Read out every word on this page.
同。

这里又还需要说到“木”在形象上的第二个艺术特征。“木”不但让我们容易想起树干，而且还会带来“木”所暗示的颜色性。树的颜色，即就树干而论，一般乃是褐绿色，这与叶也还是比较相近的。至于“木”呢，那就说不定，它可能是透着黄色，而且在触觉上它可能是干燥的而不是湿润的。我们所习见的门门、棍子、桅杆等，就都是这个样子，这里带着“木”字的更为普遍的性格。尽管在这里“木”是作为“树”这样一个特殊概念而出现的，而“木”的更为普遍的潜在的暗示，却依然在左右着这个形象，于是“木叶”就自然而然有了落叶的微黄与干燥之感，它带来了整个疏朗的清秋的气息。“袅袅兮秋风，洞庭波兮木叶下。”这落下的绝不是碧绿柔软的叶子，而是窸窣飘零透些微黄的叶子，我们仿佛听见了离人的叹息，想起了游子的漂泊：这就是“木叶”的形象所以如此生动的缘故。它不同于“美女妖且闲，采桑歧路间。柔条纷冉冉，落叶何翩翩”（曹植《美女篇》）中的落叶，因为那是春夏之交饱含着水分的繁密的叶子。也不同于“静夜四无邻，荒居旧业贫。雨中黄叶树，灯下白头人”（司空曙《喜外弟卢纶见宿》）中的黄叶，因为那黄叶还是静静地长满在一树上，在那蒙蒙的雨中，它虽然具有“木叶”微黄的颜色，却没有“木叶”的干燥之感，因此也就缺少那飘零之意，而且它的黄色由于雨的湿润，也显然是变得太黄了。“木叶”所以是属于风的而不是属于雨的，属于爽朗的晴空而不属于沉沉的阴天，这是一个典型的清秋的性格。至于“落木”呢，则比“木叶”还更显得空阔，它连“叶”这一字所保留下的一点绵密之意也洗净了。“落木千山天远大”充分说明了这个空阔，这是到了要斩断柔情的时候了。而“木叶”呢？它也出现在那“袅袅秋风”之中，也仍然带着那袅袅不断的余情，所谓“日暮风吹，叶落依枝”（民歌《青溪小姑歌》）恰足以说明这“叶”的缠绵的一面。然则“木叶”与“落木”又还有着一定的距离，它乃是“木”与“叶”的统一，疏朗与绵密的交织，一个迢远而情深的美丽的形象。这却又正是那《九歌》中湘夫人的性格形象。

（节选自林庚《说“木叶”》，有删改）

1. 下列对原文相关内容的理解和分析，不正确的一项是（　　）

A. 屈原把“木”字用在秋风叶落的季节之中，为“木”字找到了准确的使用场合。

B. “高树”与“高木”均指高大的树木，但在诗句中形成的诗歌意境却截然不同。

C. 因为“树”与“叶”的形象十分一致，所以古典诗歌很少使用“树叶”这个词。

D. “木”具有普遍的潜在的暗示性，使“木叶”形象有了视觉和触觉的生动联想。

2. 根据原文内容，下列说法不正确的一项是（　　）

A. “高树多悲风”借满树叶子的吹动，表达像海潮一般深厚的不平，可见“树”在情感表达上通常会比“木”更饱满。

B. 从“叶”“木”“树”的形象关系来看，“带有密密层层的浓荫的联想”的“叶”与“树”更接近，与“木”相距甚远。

========================

#### Exercise aim:
Extract the full listing above without alteration.

#### Answer to this task:
Read out every word on this page.
同。

这里又还需要说到“木”在形象上的第二个艺术特征。“木”不但让我们容易想起树干，而且还会带来“木”所暗示的颜色性。树的颜色，即就树干而论，一般乃是褐绿色，这与叶也还是比较相近的。至于“木”呢，那就说不定，它可能是透着黄色，而且在触觉上它可能是干燥的而不是湿润的。我们所习见的门门、棍子、桅杆等，就都是这个样子，这里带着“木”字的更为普遍的性格。尽管在这里“木”是作为“树”这样一个特殊概念而出现的，而“木”的更为普遍的潜在的暗示，却依然在左右着这个形象，于是“木叶”就自然而然有了落叶的微黄与干燥之感，它带来了整个疏朗的清秋的气息。“袅袅兮秋风，洞庭波兮木叶下。”这落下的绝不是碧绿柔软的叶子，而是窸窣飘零透些微黄的叶子，我们仿佛听见了离人的叹息，想起了游子的漂泊：这就是“木叶”的形象所以如此生动的缘故。它不同于“美女妖且闲，采桑歧路间。柔条纷冉冉，落叶何翩翩”（曹植《美女篇》）中的落叶，因为那是春夏之交饱含着水分的繁密的叶子。也不同于“静夜四无邻，荒居旧业贫。雨中黄叶树，灯下白头人”（司空曙《喜外弟卢纶见宿》）中的黄叶，因为那黄叶还是静静地长满在一树上，在那蒙蒙的雨中，它虽然具有“木叶”微黄的颜色，却没有“木叶”的干燥之感，因此也就缺少那飘零之意，而且它的黄色由于雨的湿润，也显然是变得太黄了。“木叶”所以是属于风的而不是属于雨的，属于爽朗的晴空而不属于沉沉的阴天，这是一个典型的清秋的性格。至于“落木”呢，则比“木叶”还更显得空阔，它连“叶”这一字所保留下的一点绵密之意也洗净了。“落木千山天远大”充分说明了这个空阔，这是到了要斩断柔情的时候了。而“木叶”呢？它也出现在那“袅袅秋风”之中，也仍然带着那袅袅不断的余情，所谓“日暮风吹，叶落依枝”（民歌《青溪小姑歌》）恰足以说明这“叶”的缠绵的一面。然则“木叶”与“落木”又还有着一定的距离，它乃是“木”与“叶”的统一，疏朗与绵密的交织，一个迢远而情深的美丽的形象。这却又正是那《九歌》中湘夫人的性格形象。

（节选自林庚《说“木叶”》，有删改）

1. 下列对原文相关内容的理解和分析，不正确的一项是（　　）

A. 屈原把“木”字用在秋风叶落的季节之中，为“木”字找到了准确的使用场合。

B. “高树”与“高木”均指高大的树木，但在诗句中形成的诗歌意境却截然不同。

C. 因为“树”与“叶”的形象十分一致，所以古典诗歌很少使用“树叶”这个词。

D. “木”具有普遍的潜在的暗示性，使“木叶”形象有了视觉和触觉的生动联想。

2. 根据原文内容，下列说法不正确的一项是（　　）

A. “高树多悲风”借满树叶子的吹动，表达像海潮一般深厚的不平，可见“树”在情感表达上通常会比“木”更饱满。

B. 从“叶”“木”“树”的形象关系来看，“带有密密层层的浓荫的联想”的“叶”与“树”更接近，与“木”相距甚远。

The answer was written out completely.